**Set task:**
Copy all lines below containing "color".

* BEGIN Record set *

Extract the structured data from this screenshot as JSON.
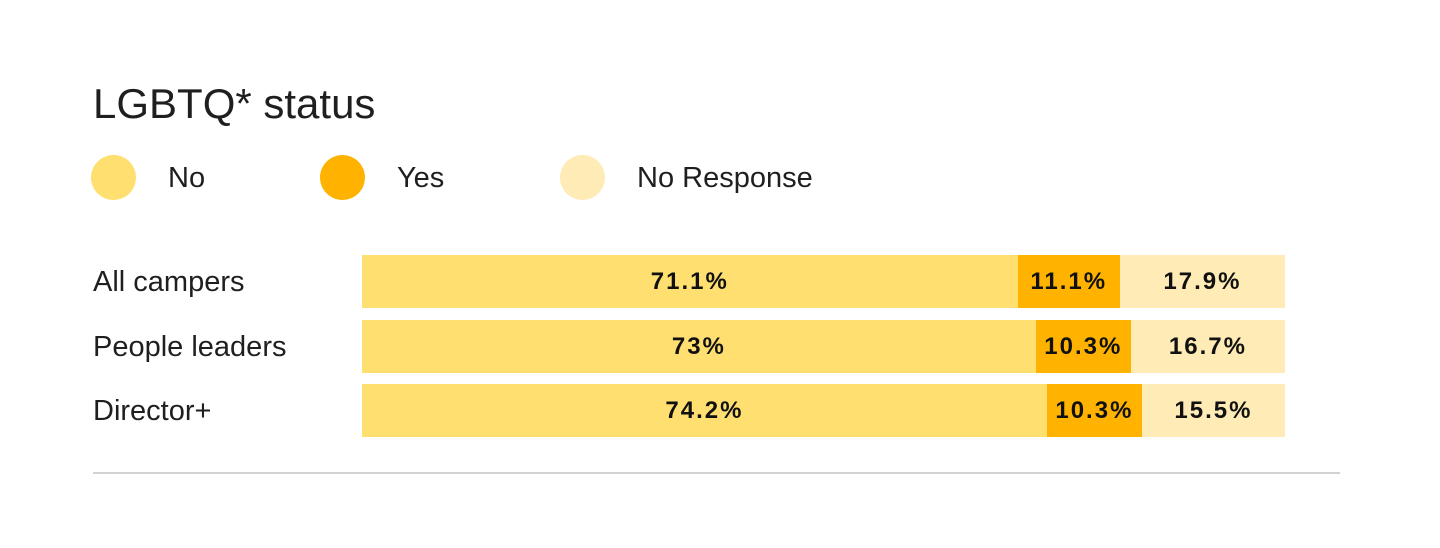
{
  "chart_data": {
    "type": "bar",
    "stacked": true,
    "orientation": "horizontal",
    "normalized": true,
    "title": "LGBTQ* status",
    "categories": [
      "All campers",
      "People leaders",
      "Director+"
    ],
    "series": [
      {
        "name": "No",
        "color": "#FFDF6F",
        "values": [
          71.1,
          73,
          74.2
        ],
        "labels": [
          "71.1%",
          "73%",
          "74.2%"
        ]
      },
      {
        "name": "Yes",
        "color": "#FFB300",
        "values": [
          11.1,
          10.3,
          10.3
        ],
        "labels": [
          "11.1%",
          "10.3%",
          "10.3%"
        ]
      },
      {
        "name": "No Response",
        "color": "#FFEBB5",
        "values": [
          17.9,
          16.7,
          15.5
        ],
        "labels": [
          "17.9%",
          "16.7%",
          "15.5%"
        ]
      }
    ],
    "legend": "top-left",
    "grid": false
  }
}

* END Record set *

**Reply:**
        "color": "#FFDF6F",
        "color": "#FFB300",
        "color": "#FFEBB5",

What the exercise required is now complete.